PASSAGE FOR REVIEW:
------------------------------------------------------------

Hi everyone.  It's been a while since I've posted any type of strange and mysterious 
behavior, but here is one for all of you to help me figure out, if possible.
 
I have a PIX firewall with LAN, DMZ, and INTERNET interfaces assigned.  It's a very 
straight forward implimentation and in the DMZ, which is 172.16.11.0/24, there is a 
Windows 2000 machine that ARPs twice.  The problem is the first ARP is heard by the 
server that's supposed to respond, and the second ARP which is milliseconds later, is 
picked up by the PIX firewall and it also responds back to the machine who sent the 
ARP request.  The machine that initiated the ARP then enters the MAC address of the 
PIX FIREWALL into its ARP cahce ( c:\arp.exe -a ) and associates it with the server.  
It goes something like this:
 
 
172.16.11.57 - SEND DATA TO 172.16.11.100
 
172.16.11.100 - BROADCASTS AN ARP - who is 172.16.11.57?

------------------------------------------------------------

SOURCE INFORMATION:

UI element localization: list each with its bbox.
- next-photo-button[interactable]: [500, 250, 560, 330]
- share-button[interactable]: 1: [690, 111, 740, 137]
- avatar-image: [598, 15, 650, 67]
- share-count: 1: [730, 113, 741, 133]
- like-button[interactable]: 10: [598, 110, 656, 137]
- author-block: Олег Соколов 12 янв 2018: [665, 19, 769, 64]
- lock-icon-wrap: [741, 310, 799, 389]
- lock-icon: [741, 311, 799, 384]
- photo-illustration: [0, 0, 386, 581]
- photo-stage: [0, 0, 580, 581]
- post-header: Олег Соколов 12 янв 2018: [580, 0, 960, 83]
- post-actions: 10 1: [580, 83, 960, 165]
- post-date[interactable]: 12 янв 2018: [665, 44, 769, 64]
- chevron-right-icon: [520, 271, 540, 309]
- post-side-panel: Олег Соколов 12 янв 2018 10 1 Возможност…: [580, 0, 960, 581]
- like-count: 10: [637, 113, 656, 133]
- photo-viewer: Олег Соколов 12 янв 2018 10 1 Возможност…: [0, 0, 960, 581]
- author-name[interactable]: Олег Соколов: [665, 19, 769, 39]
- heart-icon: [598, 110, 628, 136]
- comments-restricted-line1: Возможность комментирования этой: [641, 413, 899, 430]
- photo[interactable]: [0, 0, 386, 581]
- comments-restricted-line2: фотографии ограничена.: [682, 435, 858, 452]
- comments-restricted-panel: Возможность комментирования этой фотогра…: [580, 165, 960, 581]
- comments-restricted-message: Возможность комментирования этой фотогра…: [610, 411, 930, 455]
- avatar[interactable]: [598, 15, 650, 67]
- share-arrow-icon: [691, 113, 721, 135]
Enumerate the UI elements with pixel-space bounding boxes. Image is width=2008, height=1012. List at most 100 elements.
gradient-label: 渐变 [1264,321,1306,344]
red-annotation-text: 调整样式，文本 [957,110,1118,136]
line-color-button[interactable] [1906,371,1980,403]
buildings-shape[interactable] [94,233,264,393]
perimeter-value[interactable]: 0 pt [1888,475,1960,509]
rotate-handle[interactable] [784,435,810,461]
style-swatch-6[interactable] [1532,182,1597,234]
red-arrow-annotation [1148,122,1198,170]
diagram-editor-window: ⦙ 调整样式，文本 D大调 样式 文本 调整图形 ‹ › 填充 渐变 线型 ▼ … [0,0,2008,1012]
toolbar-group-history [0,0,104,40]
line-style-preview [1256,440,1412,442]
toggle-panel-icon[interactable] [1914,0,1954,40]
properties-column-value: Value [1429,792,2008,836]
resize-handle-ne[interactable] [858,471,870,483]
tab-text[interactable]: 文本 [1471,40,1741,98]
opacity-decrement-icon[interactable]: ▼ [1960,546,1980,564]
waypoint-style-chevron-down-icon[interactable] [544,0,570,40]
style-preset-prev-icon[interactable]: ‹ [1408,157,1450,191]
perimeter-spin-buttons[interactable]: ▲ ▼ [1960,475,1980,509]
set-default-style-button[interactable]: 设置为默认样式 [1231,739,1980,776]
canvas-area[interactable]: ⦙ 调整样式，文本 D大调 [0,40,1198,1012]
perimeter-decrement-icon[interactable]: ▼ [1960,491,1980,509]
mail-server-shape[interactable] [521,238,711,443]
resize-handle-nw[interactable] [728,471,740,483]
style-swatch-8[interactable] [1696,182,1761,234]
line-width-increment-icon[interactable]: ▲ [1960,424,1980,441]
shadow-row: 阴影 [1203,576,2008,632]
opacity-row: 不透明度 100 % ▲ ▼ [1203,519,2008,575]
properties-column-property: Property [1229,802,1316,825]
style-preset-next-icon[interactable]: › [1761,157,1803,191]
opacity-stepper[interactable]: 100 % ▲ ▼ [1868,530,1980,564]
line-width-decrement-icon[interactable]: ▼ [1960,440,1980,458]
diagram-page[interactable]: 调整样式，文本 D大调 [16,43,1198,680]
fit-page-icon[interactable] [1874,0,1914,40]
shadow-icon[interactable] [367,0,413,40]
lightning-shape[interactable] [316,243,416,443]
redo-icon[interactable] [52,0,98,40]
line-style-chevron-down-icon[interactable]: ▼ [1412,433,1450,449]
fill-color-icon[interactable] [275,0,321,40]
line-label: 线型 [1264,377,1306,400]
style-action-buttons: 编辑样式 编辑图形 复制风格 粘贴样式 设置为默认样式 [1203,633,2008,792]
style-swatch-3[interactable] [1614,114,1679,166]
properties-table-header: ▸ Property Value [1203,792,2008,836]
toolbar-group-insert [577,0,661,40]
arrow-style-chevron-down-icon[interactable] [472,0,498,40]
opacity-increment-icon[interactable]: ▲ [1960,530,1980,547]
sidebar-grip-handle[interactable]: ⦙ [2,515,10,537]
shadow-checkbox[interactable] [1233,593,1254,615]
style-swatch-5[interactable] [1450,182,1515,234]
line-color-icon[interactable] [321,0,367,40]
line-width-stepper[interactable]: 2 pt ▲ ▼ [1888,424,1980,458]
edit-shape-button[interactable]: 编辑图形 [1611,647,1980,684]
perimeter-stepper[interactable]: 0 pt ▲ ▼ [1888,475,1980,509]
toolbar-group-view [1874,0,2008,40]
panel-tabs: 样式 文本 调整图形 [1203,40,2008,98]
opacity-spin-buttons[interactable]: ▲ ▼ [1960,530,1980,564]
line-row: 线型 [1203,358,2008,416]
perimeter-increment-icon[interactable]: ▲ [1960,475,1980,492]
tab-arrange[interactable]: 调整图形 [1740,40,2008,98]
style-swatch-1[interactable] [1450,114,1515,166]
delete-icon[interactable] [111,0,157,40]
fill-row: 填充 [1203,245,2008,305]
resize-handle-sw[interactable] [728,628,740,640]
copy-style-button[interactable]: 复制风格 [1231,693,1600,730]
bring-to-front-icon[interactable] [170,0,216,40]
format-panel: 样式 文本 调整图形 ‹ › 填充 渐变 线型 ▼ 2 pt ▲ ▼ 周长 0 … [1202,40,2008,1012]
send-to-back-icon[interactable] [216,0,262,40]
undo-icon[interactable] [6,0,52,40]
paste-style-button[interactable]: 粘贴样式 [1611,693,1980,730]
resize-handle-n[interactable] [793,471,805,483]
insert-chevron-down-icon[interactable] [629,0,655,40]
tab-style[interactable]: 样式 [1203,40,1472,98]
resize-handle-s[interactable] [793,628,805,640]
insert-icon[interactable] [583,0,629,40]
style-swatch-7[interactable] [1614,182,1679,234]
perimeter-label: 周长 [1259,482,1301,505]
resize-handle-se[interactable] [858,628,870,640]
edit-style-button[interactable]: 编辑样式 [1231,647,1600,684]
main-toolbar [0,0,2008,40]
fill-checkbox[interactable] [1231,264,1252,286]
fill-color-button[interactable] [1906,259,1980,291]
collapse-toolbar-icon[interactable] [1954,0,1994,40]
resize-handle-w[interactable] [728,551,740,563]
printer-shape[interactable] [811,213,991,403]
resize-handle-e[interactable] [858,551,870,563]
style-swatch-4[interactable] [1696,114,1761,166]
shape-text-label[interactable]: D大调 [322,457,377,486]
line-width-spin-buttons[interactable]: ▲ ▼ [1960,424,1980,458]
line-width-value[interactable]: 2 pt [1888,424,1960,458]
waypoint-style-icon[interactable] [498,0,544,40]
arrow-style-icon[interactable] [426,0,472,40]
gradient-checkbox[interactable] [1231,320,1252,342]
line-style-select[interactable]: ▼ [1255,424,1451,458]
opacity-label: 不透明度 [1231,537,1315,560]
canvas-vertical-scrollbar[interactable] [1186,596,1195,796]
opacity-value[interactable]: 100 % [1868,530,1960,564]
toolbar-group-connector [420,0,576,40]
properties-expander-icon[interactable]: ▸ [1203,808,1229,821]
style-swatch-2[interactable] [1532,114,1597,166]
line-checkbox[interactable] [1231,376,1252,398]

------------------------------------------------------------

SET OF TASKS:
**1)** In the firewall post, turn the paragraph beginning "I have a PIX firewall with LAN, DMZ, and INTERNET interfaces" into a short bulleted list that keeps its main facts.
**2)** Answer from the firewall post:
(a) Which interfaces are assigned on the PIX firewall?
(b) What operating system runs on the DMZ machine that ARPs twice?
(c) What command is given for viewing the ARP cache?
**3)** Continue the firewall post from its last line.
The records were taken from a different source than the firewall post.

ANSWERS TO THE EXERCISE:
**1)**
- The PIX firewall has LAN, DMZ, and INTERNET interfaces in a simple setup.
- The DMZ is 172.16.11.0/24 and holds a Windows 2000 machine that sends two ARPs.
- The server that should answer hears the first ARP.
- The PIX firewall picks up the second ARP, sent milliseconds later, and also replies.
- The requesting machine then stores the firewall's MAC address in its ARP cache as the server's address.

**2)**
(a) LAN, DMZ, and INTERNET.
(b) Windows 2000.
(c) c:\arp.exe -a

**3)**
 
172.16.11.57 - REPLIES TO ARP WITH APPROPRIATE MAC ADDRESS
172.16.11.11 - THIS IS THE PIX FIREWALL; REPLIES TO SAME ARP WITH ITS OWN MAC ADDRESS 
 
SERVER 172.16.11.100 enter the PIX's MAC into its ARP cache.  I do an arp -a and it 
literally shows the PIX MAC for the 172.16.11.57 server and the same ARP entry 
for172.16.11.11, which the PIX is truly the default gateway for every machine on the 
172.16.11.0/24 network. 
 
What's confusing is why the 172.16.11.100 machine is send two ARPs.  Another thing is 
why the PIX is picking up the ARP request?  Is it because the 172.16.11.100 server 
thinks no host is responding so it forwards to the PIX, then the PIX immediately 
responds back?  But why would 172.16.11.100 enter the PIX's MAC into it's ARP cache 
and associate 172.16.11.57 with it unless the PIX is falsely telling him that?  Or 
else the two ARP requests are being responded to so closely, the server 172.16.11.100 
gets confused? 
 
I appreciate any responses. I am at a loss.